(Saved entries)
________________________

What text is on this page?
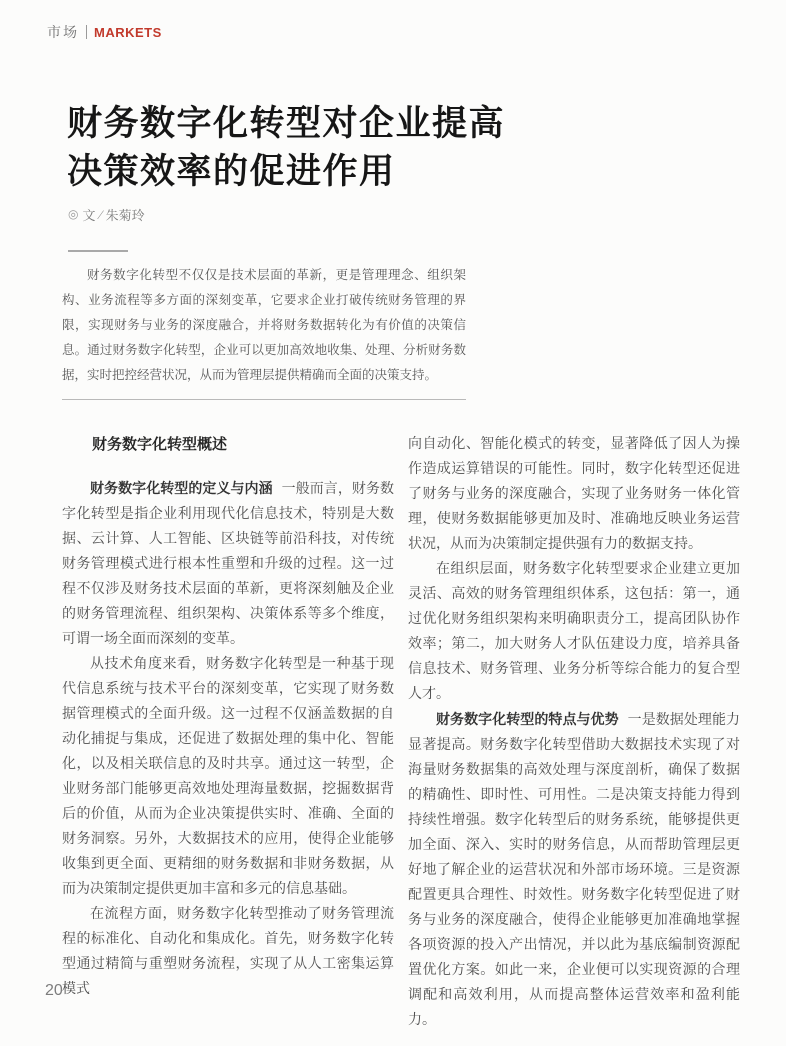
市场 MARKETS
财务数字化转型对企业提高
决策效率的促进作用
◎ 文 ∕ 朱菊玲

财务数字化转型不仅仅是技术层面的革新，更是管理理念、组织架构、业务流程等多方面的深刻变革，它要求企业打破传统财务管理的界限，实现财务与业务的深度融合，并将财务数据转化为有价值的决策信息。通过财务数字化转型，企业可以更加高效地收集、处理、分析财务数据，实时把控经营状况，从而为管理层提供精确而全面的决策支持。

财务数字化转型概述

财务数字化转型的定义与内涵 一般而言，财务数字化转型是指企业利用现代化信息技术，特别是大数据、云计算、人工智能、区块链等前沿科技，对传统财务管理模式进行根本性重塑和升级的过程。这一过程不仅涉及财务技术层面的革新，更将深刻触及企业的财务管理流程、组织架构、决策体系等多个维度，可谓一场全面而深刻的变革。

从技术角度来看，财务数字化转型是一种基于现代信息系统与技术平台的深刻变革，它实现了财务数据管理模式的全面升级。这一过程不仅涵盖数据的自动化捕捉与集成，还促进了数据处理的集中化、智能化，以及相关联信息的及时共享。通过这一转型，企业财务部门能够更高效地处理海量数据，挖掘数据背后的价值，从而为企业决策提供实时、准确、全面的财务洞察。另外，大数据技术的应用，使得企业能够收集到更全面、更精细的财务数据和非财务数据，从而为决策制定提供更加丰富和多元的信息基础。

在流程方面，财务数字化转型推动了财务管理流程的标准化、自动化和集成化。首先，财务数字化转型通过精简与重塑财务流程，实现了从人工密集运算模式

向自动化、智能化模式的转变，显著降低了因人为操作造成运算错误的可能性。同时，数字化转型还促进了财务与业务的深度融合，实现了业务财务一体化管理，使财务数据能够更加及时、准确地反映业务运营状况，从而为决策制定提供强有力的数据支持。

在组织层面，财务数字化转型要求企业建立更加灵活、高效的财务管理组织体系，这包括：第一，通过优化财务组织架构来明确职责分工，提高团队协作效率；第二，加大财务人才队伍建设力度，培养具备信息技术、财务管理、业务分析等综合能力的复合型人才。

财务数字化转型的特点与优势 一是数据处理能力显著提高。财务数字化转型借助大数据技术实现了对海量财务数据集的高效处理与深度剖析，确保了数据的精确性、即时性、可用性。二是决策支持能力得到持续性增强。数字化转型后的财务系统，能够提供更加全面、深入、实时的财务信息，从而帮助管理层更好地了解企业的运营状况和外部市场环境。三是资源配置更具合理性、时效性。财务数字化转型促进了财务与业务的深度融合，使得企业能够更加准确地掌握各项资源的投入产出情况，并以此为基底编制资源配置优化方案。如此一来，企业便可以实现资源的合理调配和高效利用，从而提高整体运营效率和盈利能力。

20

________________________

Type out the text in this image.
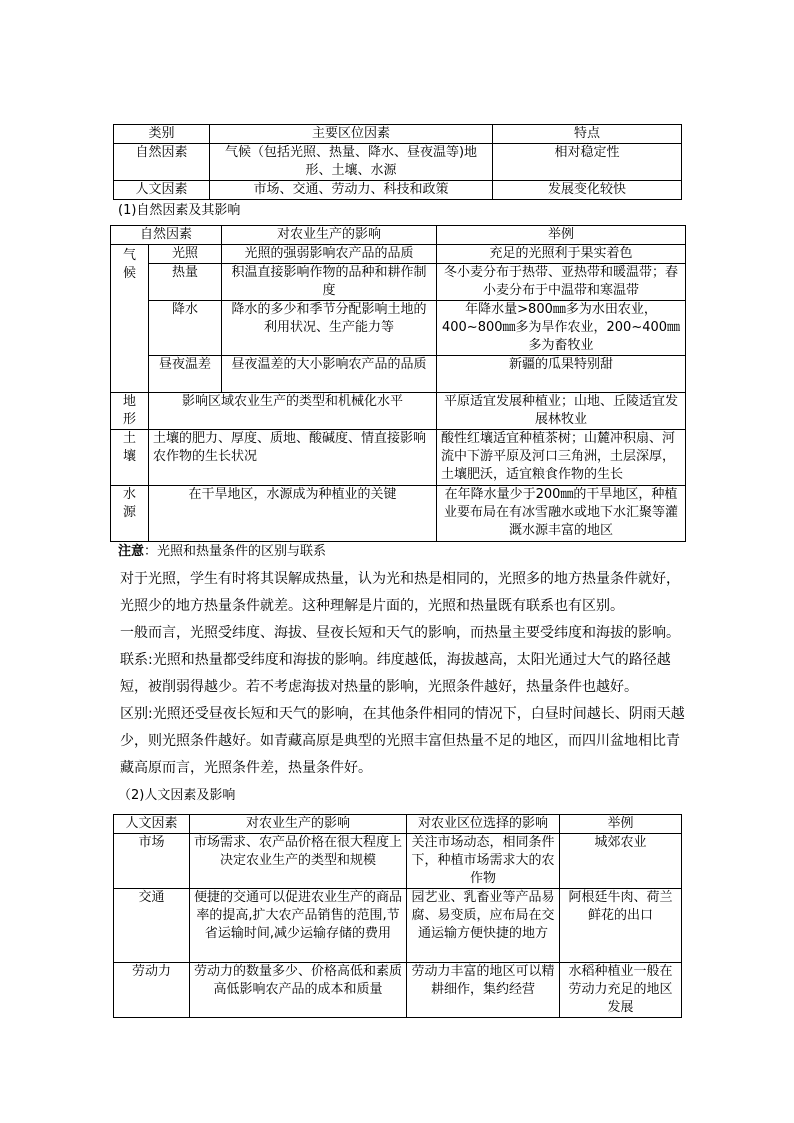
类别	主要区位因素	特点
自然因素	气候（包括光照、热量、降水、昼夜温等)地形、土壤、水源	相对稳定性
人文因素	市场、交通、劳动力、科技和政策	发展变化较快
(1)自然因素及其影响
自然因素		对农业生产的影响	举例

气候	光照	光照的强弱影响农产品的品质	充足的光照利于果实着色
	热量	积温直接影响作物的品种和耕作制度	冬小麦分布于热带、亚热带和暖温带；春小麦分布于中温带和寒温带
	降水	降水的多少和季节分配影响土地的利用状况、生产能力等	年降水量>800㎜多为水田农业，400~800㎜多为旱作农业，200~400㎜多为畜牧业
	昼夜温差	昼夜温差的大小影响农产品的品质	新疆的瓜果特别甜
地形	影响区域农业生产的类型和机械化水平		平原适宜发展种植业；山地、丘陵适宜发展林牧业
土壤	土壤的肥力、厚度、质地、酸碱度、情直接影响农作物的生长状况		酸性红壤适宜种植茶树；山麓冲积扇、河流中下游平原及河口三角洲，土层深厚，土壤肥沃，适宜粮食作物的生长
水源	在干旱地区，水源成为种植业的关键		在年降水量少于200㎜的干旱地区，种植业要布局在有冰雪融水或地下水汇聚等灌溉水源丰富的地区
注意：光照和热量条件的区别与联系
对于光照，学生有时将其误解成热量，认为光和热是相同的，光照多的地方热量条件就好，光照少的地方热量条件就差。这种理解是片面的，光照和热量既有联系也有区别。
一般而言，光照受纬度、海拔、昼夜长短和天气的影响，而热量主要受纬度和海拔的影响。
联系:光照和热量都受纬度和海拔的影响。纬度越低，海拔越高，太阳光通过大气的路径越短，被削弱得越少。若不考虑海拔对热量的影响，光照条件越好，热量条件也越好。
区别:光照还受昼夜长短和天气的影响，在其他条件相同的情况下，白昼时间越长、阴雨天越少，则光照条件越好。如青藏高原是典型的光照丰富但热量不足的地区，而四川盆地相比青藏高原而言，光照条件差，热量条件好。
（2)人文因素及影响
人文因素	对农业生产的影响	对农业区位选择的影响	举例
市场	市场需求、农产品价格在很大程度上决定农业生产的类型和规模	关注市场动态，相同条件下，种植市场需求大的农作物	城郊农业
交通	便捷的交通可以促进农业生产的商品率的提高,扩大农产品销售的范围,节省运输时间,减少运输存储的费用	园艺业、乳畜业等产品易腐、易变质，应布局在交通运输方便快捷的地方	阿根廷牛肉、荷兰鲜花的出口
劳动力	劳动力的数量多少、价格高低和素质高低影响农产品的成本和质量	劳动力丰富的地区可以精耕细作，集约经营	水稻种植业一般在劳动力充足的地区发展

________________________

> WHAT YOU SHOULD DO
Find each line that has the word "text", then copy it out.

> EXERCISE RESPONSE
What text is on this page?
Type out the text in this image.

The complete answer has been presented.